[Dataset entries]

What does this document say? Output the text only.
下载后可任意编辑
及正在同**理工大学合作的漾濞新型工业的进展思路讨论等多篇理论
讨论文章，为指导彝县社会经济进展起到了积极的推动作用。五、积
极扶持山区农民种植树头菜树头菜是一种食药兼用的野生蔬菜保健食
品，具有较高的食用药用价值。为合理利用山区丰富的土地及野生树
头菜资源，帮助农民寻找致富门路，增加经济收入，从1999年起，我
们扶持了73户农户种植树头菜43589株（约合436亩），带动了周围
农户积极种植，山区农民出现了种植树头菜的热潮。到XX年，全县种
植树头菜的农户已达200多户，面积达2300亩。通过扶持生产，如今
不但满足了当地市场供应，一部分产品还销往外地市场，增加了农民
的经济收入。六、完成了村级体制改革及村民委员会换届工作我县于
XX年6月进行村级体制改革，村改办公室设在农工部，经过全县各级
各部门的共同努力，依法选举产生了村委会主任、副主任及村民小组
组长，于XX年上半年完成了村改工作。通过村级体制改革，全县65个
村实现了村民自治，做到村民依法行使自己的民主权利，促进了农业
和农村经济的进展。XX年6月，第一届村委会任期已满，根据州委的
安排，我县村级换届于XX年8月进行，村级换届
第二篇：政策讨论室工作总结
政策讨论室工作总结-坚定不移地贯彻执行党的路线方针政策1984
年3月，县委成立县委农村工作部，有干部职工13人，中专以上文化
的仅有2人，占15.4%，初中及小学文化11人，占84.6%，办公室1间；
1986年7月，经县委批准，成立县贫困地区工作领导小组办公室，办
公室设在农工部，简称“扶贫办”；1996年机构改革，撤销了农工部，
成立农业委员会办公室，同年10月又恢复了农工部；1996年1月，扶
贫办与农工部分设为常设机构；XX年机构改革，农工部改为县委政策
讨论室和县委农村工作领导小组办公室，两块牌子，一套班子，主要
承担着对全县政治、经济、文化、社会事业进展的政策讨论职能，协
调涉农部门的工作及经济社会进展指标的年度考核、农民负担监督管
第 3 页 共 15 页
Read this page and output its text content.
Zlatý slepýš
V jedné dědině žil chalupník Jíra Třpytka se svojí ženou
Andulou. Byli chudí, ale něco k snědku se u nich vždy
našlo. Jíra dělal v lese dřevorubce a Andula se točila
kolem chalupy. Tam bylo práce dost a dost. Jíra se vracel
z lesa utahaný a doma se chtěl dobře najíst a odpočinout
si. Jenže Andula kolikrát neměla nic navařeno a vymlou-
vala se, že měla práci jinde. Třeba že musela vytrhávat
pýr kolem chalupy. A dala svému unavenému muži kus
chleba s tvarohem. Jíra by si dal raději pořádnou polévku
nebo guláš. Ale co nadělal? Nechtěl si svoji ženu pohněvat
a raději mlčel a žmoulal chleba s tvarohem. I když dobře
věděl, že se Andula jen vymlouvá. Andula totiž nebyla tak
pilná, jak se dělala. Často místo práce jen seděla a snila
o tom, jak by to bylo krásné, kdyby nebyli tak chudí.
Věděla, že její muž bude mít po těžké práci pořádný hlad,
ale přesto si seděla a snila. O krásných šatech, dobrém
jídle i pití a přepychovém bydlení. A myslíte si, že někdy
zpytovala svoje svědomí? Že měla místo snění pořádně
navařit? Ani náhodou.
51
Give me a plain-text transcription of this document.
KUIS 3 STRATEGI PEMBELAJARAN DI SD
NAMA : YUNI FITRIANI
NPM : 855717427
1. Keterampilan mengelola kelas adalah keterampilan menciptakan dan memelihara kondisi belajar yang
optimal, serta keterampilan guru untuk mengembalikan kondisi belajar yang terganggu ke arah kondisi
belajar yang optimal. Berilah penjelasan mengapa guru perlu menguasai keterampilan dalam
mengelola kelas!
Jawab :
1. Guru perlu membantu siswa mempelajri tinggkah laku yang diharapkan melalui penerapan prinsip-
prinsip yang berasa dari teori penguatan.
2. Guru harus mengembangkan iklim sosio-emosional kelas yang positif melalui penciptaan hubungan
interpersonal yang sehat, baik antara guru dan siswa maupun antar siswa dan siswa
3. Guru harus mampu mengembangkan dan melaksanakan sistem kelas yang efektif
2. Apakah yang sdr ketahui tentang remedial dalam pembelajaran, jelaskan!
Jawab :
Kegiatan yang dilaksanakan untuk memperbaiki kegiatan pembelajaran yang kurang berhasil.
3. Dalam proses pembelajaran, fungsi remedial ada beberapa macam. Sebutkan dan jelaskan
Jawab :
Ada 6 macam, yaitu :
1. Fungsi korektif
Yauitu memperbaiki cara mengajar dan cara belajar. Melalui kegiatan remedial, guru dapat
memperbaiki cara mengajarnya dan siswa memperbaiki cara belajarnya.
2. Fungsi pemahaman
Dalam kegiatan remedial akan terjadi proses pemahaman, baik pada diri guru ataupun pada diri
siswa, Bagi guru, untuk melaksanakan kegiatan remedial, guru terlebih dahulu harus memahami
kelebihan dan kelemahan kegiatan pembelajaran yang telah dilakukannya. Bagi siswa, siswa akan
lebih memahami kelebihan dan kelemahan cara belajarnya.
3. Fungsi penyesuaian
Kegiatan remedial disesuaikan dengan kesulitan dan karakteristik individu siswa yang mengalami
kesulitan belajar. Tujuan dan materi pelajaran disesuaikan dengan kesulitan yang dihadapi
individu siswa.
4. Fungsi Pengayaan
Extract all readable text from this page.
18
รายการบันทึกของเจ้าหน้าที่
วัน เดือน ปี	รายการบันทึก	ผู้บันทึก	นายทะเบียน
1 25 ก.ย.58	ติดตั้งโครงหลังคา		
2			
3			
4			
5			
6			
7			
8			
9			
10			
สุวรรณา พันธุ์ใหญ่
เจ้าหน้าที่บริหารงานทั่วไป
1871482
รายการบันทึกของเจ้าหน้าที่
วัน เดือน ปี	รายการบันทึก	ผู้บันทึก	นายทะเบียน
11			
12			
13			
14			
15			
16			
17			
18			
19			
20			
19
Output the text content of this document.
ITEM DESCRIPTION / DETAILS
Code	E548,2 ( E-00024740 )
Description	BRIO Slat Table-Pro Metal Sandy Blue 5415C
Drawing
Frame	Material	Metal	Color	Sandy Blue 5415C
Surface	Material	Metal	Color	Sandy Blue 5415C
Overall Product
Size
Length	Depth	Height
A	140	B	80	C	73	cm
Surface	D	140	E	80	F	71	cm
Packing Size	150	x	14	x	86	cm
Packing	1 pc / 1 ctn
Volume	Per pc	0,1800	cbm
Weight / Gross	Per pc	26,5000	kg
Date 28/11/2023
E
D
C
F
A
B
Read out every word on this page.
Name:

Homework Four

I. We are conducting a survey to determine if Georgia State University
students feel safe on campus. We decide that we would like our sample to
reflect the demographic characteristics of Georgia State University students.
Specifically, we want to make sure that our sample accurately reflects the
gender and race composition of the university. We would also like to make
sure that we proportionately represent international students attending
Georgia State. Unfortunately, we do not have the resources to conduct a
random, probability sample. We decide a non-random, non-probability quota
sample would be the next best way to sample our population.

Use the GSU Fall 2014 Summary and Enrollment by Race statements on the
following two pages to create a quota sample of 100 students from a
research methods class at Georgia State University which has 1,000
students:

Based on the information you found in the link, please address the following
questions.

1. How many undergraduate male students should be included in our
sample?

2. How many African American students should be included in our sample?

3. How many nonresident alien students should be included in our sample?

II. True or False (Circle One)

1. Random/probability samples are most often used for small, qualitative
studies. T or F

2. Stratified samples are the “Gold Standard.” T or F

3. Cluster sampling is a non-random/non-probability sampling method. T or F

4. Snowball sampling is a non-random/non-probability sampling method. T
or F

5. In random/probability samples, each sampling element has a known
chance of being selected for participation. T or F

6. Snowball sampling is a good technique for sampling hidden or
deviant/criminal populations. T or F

TASK DESCRIPTION:
Return, from the data, each line that has the word "místo" in it.

THE ANSWER:
pilná, jak se dělala. Často místo práce jen seděla a snila
zpytovala svoje svědomí? Že měla místo snění pořádně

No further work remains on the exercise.